Every line that holds the string "JSON" is to be identified and copied.

▶ [RECORDS FOR THE TASK]
# # # #
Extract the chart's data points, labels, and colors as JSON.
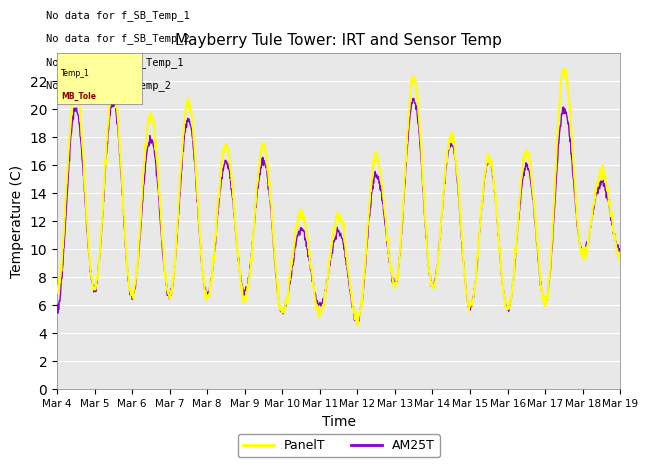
{
  "title": "Mayberry Tule Tower: IRT and Sensor Temp",
  "xlabel": "Time",
  "ylabel": "Temperature (C)",
  "ylim": [
    0,
    24
  ],
  "yticks": [
    0,
    2,
    4,
    6,
    8,
    10,
    12,
    14,
    16,
    18,
    20,
    22
  ],
  "xtick_labels": [
    "Mar 4",
    "Mar 5",
    "Mar 6",
    "Mar 7",
    "Mar 8",
    "Mar 9",
    "Mar 10",
    "Mar 11",
    "Mar 12",
    "Mar 13",
    "Mar 14",
    "Mar 15",
    "Mar 16",
    "Mar 17",
    "Mar 18",
    "Mar 19"
  ],
  "panel_color": "#ffff00",
  "am25_color": "#8800cc",
  "bg_color": "#e8e8e8",
  "no_data_texts": [
    "No data for f_SB_Temp_1",
    "No data for f_SB_Temp_2",
    "No data for f_T_Temp_1",
    "No data for f_Temp_2"
  ],
  "legend_entries": [
    "PanelT",
    "AM25T"
  ],
  "num_days": 15,
  "points_per_day": 96,
  "day_peaks_panel": [
    21.5,
    7.0,
    21.4,
    7.2,
    19.6,
    6.7,
    20.5,
    6.7,
    17.3,
    6.6,
    17.3,
    6.5,
    12.6,
    5.5,
    12.4,
    5.5,
    16.5,
    5.0,
    22.1,
    7.5,
    18.1,
    7.3,
    16.5,
    5.9,
    16.9,
    5.8,
    22.8,
    6.2,
    15.5,
    9.5
  ],
  "day_peaks_am25": [
    20.0,
    5.7,
    20.5,
    7.2,
    17.9,
    6.6,
    19.2,
    6.7,
    16.2,
    6.7,
    16.3,
    7.0,
    11.4,
    5.5,
    11.3,
    6.0,
    15.3,
    4.9,
    20.7,
    7.6,
    17.5,
    7.5,
    16.3,
    5.9,
    16.0,
    5.8,
    20.0,
    6.3,
    14.8,
    9.8
  ]
}
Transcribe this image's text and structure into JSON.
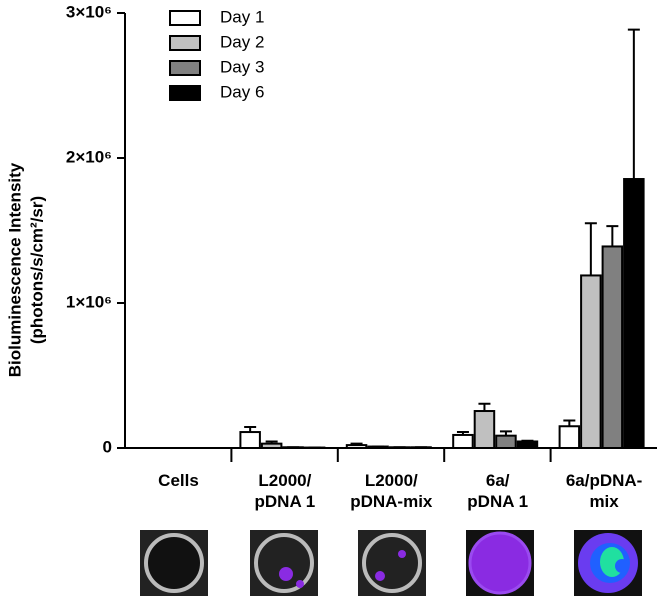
{
  "chart_data": {
    "type": "bar",
    "y_label": "Bioluminescence Intensity",
    "y_label_2": "(photons/s/cm²/sr)",
    "categories": [
      "Cells",
      "L2000/\npDNA 1",
      "L2000/\npDNA-mix",
      "6a/\npDNA  1",
      "6a/pDNA-\nmix"
    ],
    "series": [
      {
        "name": "Day 1",
        "color": "#ffffff",
        "values": [
          0,
          110000,
          20000,
          90000,
          150000
        ],
        "errors": [
          0,
          35000,
          10000,
          20000,
          40000
        ]
      },
      {
        "name": "Day 2",
        "color": "#c0c0c0",
        "values": [
          0,
          30000,
          10000,
          255000,
          1190000
        ],
        "errors": [
          0,
          15000,
          0,
          50000,
          360000
        ]
      },
      {
        "name": "Day 3",
        "color": "#808080",
        "values": [
          0,
          5000,
          5000,
          85000,
          1390000
        ],
        "errors": [
          0,
          0,
          0,
          30000,
          140000
        ]
      },
      {
        "name": "Day 6",
        "color": "#000000",
        "values": [
          0,
          3000,
          5000,
          45000,
          1855000
        ],
        "errors": [
          0,
          0,
          0,
          5000,
          1030000
        ]
      }
    ],
    "ylim": [
      0,
      3000000
    ],
    "yticks": [
      0,
      {
        "value": 1000000,
        "label": "1×10⁶"
      },
      {
        "value": 2000000,
        "label": "2×10⁶"
      },
      {
        "value": 3000000,
        "label": "3×10⁶"
      }
    ],
    "legend": "upper-left"
  }
}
# # # #
▶ [OUTPUT BELOW]
Extract the chart's data points, labels, and colors as JSON.
Transcribe this image's text and structure into JSON.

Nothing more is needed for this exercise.